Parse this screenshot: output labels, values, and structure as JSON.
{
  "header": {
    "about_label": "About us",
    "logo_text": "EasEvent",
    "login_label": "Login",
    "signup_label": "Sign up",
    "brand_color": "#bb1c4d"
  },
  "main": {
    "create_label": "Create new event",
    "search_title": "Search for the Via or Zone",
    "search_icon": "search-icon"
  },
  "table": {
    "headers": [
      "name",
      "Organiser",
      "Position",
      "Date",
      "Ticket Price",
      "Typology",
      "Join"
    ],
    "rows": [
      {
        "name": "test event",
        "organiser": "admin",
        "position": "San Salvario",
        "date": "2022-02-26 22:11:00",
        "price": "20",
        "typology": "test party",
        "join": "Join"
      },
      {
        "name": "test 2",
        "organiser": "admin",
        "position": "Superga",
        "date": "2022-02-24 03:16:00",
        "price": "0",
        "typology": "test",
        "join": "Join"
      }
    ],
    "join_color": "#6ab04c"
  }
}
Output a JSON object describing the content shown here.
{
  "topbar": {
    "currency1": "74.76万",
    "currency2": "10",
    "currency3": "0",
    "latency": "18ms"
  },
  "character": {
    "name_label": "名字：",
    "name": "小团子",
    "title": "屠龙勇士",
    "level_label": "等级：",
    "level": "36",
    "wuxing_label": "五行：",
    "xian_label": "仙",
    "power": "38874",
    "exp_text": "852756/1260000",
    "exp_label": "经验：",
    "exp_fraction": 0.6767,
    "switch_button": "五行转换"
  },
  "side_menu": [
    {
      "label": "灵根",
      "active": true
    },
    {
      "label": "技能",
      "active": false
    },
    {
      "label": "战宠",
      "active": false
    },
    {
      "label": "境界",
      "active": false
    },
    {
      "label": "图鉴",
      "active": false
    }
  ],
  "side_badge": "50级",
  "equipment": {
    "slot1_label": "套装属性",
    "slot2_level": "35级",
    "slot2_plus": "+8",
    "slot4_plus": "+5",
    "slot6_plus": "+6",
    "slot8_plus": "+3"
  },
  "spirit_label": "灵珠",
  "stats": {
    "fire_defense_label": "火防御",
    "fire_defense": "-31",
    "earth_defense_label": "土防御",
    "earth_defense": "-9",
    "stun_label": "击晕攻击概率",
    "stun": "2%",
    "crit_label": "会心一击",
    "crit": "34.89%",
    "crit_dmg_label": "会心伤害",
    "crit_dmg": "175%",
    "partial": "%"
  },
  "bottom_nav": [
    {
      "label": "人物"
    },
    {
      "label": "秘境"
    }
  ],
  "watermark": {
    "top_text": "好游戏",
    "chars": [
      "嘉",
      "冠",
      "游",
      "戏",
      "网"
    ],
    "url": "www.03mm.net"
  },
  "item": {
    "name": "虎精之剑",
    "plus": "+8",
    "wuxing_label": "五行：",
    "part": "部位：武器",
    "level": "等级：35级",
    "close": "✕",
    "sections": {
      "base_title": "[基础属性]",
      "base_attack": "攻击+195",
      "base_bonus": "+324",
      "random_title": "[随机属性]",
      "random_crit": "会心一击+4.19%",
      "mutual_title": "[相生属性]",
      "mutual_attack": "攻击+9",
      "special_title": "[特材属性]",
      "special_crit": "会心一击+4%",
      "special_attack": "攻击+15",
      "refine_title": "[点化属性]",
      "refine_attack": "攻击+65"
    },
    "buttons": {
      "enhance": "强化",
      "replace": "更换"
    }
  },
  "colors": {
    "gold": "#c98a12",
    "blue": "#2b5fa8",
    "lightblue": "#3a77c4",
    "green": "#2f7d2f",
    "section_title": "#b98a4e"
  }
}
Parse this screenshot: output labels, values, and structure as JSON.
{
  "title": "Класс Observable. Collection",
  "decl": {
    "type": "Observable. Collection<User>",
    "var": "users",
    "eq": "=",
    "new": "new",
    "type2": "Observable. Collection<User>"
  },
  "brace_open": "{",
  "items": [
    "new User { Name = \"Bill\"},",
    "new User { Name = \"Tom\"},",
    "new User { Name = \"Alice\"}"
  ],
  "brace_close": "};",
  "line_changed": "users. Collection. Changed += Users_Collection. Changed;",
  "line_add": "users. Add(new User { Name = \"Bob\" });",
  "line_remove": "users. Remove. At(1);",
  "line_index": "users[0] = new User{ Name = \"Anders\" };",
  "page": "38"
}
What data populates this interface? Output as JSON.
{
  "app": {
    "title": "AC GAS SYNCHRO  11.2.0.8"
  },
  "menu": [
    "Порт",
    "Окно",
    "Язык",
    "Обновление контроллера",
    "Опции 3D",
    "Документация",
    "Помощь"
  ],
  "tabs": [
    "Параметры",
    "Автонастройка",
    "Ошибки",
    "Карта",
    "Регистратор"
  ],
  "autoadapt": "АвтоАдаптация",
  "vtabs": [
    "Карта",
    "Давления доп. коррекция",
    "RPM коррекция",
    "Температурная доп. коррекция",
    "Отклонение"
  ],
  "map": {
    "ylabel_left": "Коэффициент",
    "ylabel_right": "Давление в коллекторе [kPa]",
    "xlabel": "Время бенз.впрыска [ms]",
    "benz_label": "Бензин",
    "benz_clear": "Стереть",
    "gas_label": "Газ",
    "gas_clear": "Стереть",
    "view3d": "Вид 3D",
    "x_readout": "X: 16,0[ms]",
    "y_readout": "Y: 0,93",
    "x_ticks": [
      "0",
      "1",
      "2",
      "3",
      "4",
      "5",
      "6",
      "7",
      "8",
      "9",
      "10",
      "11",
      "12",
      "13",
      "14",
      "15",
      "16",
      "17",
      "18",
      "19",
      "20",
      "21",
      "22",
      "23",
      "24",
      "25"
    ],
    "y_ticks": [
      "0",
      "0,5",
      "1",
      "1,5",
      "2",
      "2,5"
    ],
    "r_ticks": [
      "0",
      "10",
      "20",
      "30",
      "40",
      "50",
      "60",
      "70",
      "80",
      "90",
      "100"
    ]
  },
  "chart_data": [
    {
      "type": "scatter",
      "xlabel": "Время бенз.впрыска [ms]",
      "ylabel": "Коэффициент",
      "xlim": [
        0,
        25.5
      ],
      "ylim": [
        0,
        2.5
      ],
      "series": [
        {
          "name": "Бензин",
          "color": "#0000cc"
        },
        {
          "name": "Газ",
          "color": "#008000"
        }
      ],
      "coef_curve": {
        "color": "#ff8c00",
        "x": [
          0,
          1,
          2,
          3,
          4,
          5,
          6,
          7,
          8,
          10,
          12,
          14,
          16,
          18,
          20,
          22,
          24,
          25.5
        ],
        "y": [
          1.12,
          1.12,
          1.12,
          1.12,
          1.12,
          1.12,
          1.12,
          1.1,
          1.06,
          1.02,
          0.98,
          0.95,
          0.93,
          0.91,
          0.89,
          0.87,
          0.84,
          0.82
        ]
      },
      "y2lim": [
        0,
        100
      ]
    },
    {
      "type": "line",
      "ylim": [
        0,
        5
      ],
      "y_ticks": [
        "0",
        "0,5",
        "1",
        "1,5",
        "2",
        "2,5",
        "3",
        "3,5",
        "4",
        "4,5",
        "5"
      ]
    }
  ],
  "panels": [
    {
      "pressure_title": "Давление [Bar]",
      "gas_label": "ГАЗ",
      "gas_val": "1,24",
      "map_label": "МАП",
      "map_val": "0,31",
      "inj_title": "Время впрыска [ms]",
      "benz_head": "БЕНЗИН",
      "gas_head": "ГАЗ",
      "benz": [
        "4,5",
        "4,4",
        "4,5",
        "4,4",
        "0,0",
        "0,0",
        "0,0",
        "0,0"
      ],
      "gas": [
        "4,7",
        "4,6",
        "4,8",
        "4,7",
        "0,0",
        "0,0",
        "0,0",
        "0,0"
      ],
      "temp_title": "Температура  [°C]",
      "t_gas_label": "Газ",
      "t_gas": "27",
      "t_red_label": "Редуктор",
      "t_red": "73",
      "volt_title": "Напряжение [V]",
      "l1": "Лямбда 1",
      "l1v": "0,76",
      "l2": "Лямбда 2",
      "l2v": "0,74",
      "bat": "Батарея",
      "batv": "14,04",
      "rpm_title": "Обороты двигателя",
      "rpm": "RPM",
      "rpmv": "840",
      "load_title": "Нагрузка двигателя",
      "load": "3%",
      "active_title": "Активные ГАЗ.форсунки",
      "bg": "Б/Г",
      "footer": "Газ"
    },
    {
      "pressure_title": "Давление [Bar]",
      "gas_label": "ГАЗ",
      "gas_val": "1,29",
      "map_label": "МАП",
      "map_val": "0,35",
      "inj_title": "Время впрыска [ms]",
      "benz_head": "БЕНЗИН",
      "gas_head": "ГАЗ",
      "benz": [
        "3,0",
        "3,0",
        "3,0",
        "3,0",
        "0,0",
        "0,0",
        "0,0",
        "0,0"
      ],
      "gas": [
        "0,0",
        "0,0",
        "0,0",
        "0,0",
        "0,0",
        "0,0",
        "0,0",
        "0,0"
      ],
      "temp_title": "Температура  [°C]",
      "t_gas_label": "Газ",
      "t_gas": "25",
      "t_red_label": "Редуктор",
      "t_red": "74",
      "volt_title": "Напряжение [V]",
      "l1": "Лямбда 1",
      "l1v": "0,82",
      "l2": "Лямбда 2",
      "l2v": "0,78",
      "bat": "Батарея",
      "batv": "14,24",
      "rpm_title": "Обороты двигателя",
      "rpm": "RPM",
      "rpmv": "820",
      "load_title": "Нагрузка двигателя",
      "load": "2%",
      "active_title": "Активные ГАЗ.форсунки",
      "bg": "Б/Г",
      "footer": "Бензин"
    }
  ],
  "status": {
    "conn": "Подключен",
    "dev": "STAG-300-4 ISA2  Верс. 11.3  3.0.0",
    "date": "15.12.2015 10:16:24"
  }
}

Exercise = From the entries above, copy every line that holds the word "Коэффициент".

Result =
    "ylabel_left": "Коэффициент",
      "ylabel": "Коэффициент",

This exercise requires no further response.